SHORT TASK —
Locate each line containing the string "than" and copy it out.

** Start of DATA **

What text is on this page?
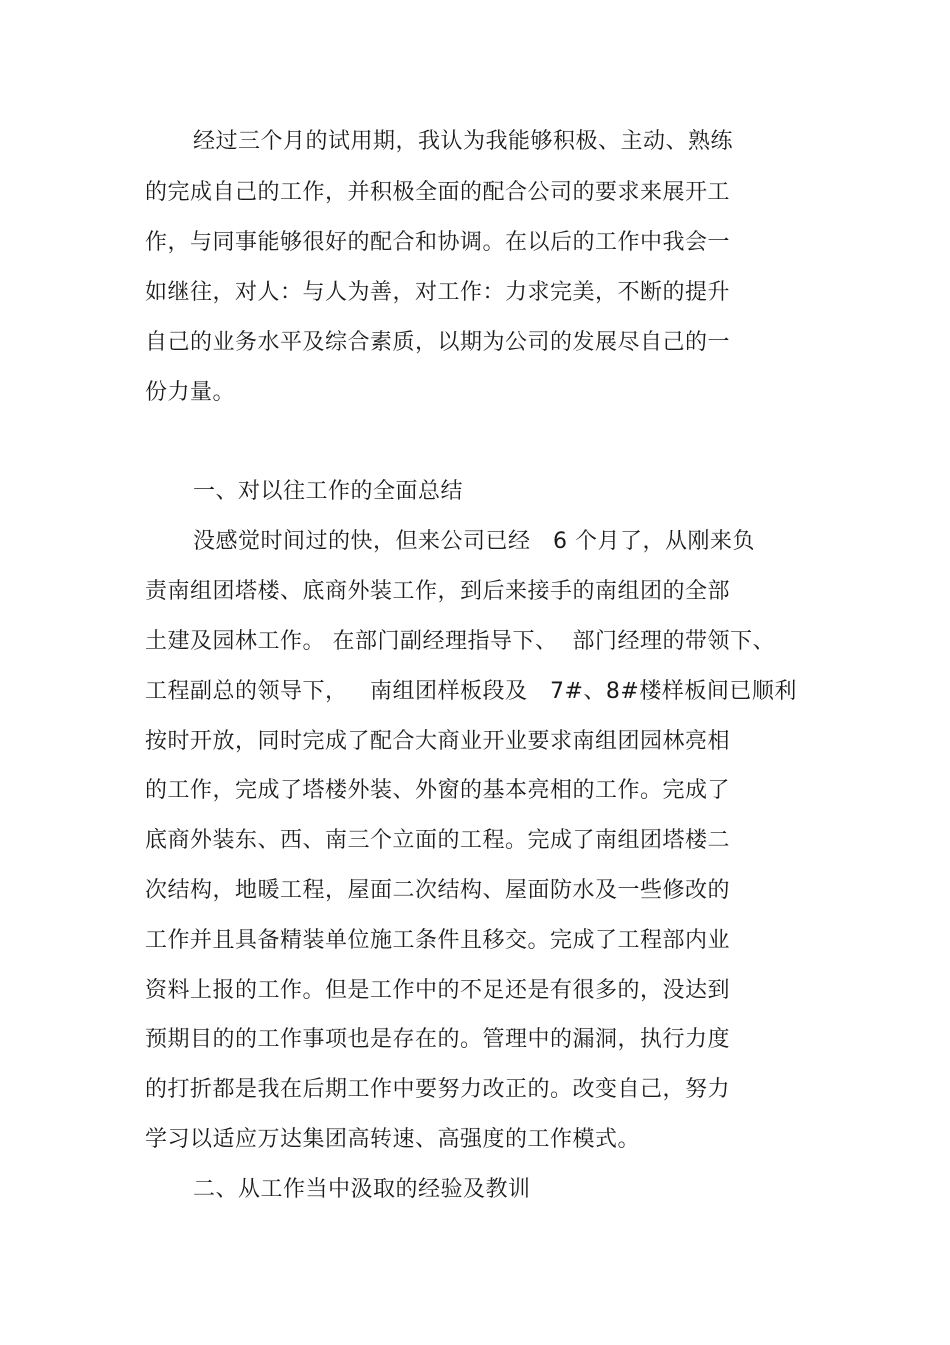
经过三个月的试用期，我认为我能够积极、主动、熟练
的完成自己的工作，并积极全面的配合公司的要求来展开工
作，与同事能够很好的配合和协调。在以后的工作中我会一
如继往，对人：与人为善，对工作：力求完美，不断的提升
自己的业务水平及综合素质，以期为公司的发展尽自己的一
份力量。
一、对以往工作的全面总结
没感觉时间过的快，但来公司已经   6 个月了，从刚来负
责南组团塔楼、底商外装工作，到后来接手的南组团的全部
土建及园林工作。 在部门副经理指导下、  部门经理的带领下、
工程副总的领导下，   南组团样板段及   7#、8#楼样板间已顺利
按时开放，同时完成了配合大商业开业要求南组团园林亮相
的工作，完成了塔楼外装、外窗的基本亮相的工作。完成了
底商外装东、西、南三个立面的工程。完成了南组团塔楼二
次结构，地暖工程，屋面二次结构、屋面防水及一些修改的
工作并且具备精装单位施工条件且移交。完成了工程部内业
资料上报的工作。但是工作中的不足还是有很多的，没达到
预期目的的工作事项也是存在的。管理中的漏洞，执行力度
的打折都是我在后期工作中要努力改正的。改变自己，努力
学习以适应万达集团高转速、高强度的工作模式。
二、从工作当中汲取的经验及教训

** End of DATA **
** Start of DATA **

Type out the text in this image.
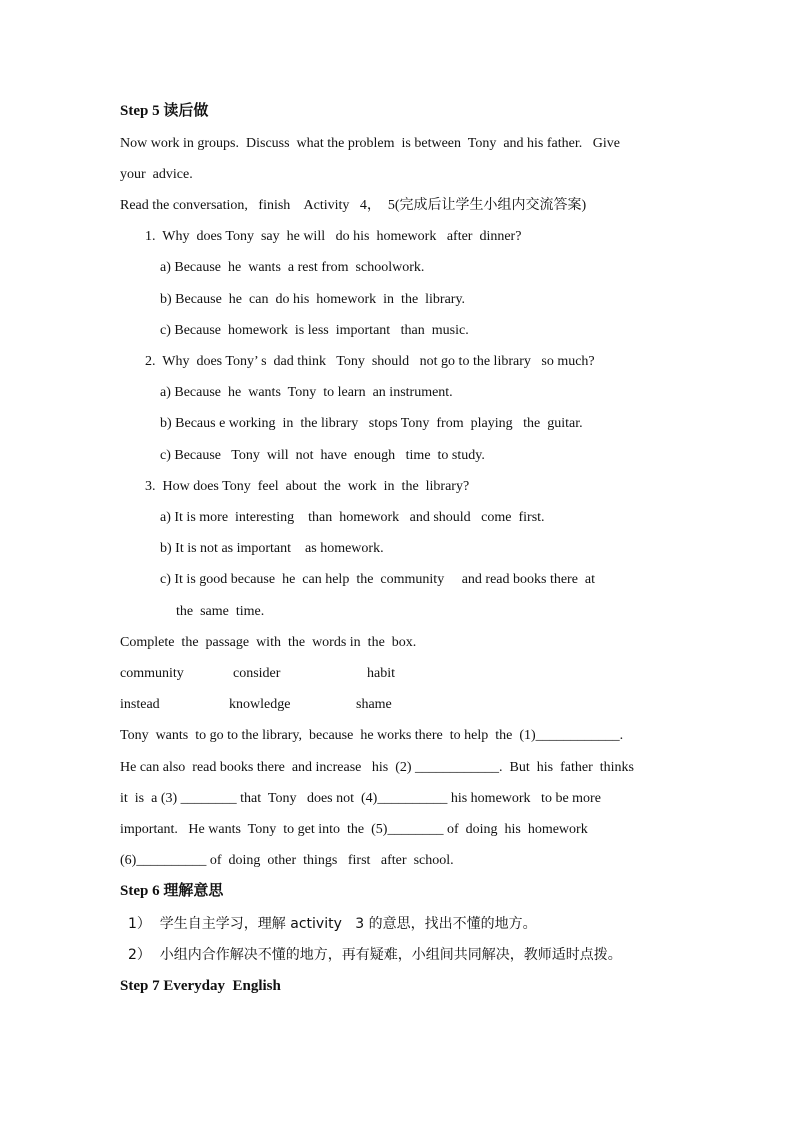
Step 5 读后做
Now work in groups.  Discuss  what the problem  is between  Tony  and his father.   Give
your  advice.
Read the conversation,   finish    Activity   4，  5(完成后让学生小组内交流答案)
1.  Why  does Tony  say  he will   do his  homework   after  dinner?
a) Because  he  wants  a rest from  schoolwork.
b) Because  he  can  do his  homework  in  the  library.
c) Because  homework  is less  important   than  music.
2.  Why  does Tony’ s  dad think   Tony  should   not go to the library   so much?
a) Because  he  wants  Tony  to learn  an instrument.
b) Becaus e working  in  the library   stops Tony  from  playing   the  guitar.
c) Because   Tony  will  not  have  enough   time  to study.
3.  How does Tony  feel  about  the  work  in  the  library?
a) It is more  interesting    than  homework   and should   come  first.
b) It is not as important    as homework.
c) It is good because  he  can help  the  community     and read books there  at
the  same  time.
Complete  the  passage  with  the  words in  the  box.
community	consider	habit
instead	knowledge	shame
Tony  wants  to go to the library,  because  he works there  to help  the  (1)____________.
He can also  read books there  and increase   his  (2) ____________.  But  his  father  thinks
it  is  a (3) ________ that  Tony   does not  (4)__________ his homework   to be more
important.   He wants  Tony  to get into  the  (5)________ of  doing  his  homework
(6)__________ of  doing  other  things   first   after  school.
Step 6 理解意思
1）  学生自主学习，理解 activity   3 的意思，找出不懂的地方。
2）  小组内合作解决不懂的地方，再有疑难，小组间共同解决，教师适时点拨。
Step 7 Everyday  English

** End of DATA **
** Start of DATA **

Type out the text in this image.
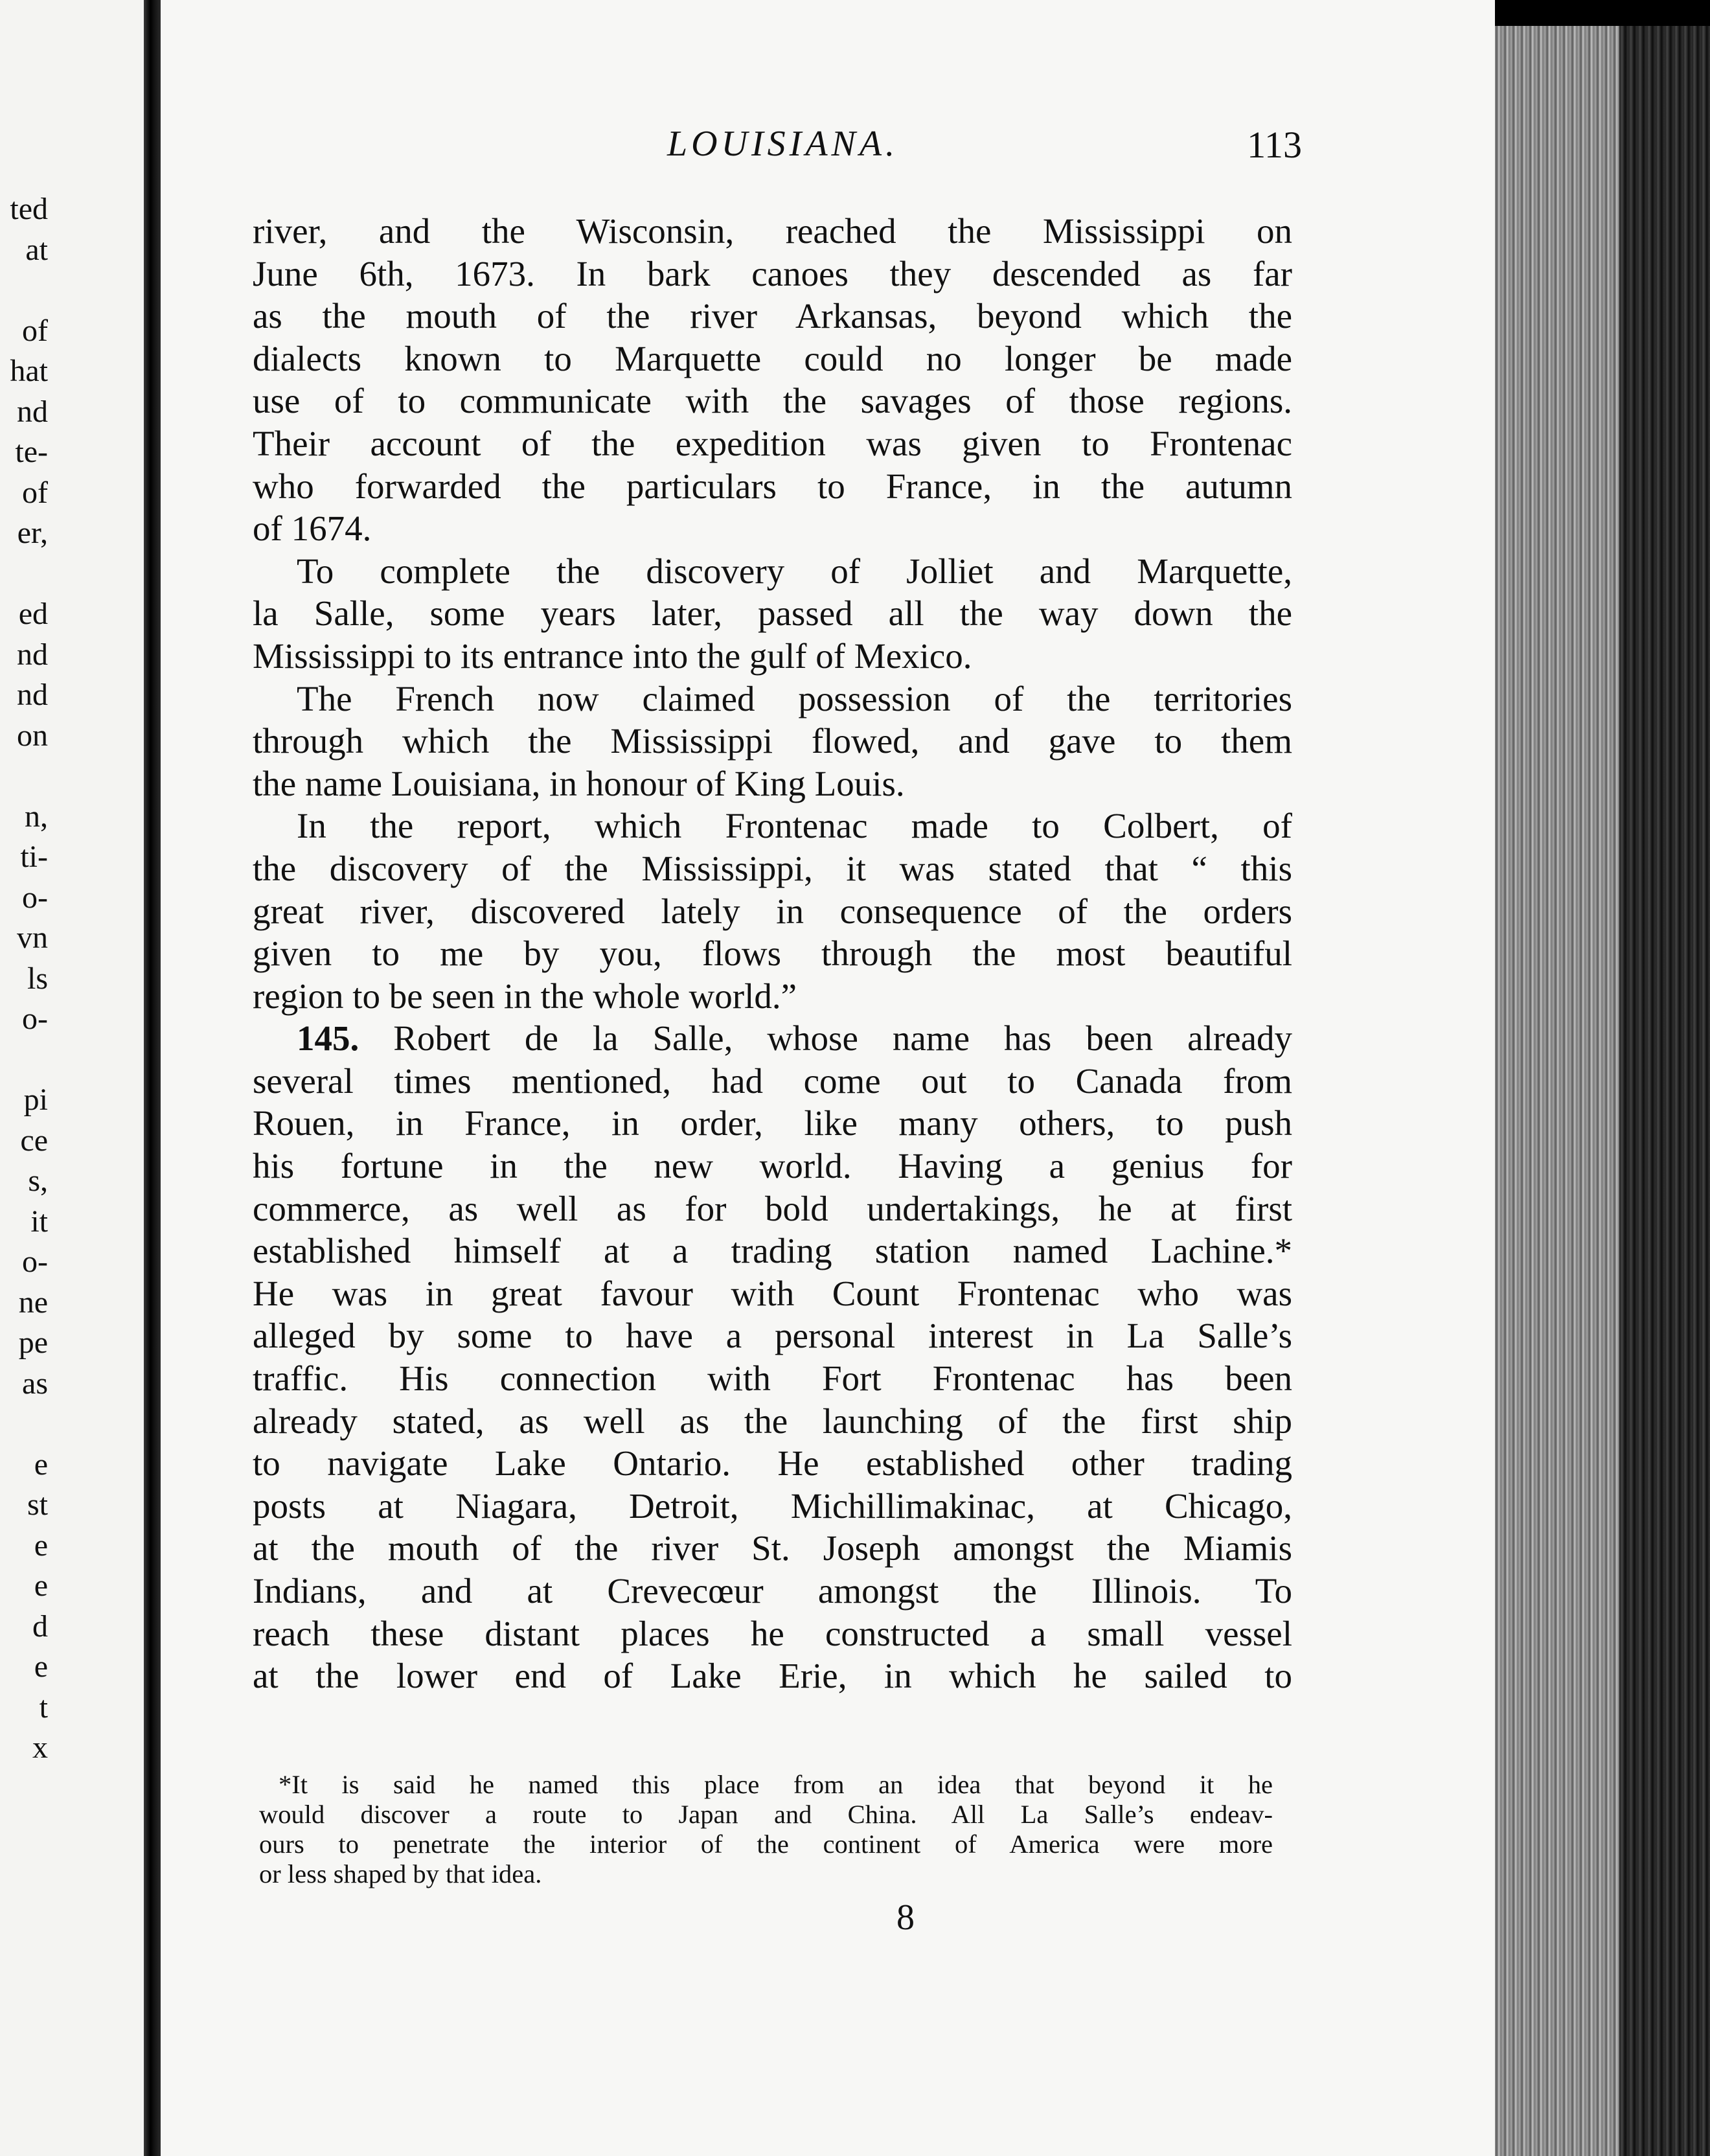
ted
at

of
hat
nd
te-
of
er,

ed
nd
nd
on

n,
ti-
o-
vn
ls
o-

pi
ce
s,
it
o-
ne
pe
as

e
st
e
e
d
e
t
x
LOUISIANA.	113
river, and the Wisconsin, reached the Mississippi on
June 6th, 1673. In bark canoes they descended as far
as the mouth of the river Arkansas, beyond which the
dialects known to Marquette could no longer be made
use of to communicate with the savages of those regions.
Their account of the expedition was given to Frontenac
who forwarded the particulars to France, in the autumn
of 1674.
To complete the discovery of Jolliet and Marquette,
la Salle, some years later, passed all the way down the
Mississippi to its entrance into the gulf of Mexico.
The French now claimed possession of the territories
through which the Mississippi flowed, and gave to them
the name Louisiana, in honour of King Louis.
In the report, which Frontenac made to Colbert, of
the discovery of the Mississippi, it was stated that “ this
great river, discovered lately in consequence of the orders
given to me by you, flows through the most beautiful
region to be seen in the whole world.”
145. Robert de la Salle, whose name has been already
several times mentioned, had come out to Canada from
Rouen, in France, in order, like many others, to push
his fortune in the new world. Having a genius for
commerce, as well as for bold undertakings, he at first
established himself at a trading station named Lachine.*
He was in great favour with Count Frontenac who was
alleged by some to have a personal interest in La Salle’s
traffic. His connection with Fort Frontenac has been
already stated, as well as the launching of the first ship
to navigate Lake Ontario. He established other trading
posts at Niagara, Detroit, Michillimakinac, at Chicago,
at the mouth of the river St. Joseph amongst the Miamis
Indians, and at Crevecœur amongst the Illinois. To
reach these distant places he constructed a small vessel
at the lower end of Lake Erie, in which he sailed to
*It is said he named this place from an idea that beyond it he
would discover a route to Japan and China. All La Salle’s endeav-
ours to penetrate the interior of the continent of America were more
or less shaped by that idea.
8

** End of DATA **

FINISHED TASK —
c) Because  homework  is less  important   than  music.
a) It is more  interesting    than  homework   and should   come  first.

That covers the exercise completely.